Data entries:
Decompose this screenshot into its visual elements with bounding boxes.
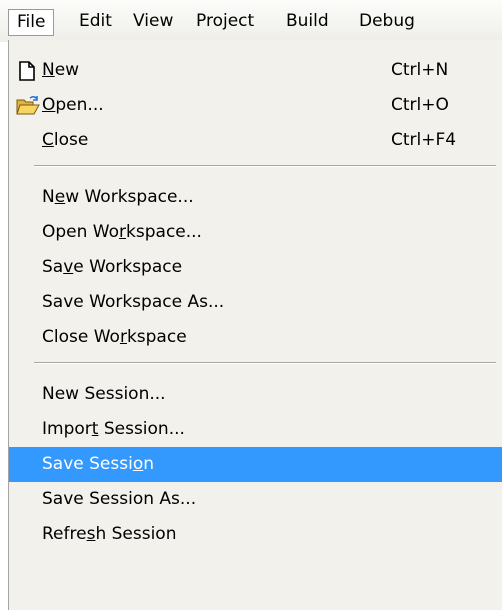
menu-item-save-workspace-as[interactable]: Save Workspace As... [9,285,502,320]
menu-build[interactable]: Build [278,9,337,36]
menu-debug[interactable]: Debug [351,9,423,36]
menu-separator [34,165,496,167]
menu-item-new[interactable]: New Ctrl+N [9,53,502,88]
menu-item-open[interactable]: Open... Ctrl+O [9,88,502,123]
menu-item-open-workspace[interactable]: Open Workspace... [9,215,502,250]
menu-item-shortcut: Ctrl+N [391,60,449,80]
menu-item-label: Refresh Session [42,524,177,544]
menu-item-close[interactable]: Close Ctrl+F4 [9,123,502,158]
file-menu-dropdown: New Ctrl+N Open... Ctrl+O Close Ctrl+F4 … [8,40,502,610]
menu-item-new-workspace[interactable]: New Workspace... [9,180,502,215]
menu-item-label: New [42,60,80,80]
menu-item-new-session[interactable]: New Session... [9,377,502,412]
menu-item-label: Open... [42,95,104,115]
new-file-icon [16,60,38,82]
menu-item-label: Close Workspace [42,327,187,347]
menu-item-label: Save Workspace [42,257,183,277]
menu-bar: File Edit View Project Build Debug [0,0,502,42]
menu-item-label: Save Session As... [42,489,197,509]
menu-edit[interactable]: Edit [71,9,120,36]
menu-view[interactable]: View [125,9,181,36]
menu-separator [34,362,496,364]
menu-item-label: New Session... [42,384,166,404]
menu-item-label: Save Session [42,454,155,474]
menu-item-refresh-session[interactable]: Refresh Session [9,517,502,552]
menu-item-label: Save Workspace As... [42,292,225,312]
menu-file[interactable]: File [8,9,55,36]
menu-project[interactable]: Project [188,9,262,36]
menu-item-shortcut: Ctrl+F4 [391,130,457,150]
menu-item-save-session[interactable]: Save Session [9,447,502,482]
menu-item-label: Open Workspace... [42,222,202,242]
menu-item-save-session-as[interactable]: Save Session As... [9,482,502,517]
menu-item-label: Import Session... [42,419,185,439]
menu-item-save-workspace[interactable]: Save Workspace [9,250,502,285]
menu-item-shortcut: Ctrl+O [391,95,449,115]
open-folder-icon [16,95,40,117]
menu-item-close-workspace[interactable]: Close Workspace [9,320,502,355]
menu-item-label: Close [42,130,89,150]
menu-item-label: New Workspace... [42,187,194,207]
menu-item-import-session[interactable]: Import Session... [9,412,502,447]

...

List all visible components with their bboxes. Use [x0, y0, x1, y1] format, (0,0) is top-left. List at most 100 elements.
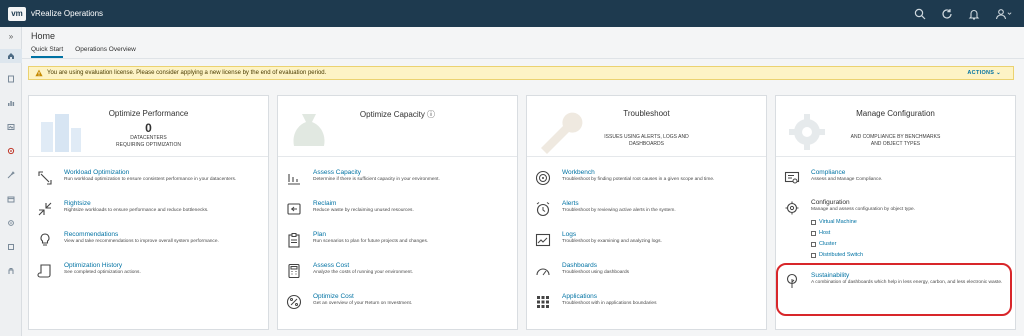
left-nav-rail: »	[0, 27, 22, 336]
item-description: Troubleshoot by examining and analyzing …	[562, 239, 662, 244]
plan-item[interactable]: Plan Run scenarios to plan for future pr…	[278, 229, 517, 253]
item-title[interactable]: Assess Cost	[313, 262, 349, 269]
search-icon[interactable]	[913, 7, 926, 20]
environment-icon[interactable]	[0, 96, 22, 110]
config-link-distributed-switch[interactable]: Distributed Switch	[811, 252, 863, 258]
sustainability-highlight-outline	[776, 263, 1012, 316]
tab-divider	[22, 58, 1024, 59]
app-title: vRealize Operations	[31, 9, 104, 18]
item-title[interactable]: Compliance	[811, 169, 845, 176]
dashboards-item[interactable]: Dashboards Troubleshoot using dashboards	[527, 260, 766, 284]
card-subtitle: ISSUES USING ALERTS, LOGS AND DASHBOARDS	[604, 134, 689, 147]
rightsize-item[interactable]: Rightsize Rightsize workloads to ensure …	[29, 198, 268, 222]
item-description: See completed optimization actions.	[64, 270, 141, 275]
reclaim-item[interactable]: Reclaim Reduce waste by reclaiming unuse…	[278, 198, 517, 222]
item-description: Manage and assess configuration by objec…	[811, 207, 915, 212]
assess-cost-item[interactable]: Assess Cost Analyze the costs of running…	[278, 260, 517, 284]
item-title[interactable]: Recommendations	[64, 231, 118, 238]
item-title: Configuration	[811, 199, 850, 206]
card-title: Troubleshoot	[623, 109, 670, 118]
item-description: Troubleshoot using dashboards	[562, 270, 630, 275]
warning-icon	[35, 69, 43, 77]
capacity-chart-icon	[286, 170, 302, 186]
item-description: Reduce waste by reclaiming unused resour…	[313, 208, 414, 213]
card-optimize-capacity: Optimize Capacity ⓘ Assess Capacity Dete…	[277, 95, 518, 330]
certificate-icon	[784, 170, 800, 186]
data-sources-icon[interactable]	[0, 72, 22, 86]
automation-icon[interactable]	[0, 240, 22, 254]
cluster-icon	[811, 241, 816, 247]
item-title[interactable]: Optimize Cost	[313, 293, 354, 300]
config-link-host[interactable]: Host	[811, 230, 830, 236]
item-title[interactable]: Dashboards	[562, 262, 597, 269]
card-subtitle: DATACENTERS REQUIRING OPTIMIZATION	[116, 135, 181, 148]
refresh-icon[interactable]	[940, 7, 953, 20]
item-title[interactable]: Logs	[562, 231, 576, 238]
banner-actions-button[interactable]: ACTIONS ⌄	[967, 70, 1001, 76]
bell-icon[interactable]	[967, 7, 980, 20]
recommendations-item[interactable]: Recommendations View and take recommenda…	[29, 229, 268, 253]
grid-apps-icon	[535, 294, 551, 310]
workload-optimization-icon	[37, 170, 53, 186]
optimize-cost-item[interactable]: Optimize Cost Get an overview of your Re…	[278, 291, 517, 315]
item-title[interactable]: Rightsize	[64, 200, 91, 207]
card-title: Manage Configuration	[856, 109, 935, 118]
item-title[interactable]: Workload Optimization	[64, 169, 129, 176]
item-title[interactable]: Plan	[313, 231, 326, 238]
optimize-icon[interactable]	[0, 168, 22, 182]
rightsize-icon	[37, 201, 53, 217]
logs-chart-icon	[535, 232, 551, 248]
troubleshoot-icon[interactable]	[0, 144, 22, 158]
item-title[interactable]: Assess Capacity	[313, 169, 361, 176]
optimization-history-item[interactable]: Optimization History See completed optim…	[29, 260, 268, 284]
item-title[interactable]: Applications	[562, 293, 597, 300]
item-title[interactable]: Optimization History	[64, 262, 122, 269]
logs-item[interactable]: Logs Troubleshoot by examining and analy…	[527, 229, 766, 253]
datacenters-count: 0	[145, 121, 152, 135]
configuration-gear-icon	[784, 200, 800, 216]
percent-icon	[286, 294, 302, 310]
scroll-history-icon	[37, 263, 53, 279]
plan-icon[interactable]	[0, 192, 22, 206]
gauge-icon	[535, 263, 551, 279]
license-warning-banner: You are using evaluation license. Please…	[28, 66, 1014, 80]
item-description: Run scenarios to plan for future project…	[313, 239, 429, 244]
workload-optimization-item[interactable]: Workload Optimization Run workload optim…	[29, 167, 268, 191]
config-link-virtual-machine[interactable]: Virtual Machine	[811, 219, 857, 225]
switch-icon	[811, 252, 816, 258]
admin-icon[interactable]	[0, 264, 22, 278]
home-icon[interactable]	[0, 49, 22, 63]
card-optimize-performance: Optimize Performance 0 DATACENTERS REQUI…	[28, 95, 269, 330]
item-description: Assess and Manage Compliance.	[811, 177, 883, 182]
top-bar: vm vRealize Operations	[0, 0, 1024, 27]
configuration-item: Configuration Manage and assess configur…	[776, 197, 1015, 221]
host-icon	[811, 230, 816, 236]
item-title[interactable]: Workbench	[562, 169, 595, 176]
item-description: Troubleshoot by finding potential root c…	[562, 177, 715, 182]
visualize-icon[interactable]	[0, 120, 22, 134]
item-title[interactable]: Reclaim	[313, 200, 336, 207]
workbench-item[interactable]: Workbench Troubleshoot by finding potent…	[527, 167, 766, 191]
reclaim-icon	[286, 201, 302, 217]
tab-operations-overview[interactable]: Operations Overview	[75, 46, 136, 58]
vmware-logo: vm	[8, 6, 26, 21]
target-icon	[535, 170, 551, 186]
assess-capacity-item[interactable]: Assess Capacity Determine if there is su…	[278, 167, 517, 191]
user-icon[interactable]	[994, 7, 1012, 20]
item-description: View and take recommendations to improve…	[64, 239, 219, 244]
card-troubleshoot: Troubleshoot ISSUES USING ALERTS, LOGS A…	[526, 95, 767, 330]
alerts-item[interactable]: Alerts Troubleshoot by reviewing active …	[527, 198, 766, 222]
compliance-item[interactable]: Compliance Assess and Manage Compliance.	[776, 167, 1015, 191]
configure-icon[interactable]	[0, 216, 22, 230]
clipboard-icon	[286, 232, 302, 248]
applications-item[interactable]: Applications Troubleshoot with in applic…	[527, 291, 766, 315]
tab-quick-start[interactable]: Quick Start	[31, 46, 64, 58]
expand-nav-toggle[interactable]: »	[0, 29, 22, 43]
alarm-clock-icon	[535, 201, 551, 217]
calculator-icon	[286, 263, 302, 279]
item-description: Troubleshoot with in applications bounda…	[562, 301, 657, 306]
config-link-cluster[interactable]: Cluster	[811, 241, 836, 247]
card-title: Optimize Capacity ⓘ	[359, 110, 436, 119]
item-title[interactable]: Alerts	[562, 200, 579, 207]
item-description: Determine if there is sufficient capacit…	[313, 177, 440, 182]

**Written problem**.
Put the lines of the listing into a numbered list, starting with the line that contains "menu-item-save-workspace-as[interactable]: Save Workspace" and going on through the line that contains "menu-item-new-workspace[interactable]: New Workspace...". Leave out any blank lines.

**Task solution**.
1. menu-item-save-workspace-as[interactable]: Save Workspace As... [9,285,502,320]
2. menu-build[interactable]: Build [278,9,337,36]
3. menu-debug[interactable]: Debug [351,9,423,36]
4. menu-separator [34,165,496,167]
5. menu-item-new[interactable]: New Ctrl+N [9,53,502,88]
6. menu-item-open[interactable]: Open... Ctrl+O [9,88,502,123]
7. menu-item-open-workspace[interactable]: Open Workspace... [9,215,502,250]
8. menu-item-shortcut: Ctrl+N [391,60,449,80]
9. menu-item-label: Refresh Session [42,524,177,544]
10. menu-item-close[interactable]: Close Ctrl+F4 [9,123,502,158]
11. file-menu-dropdown: New Ctrl+N Open... Ctrl+O Close Ctrl+F4 … [8,40,502,610]
12. menu-item-new-workspace[interactable]: New Workspace... [9,180,502,215]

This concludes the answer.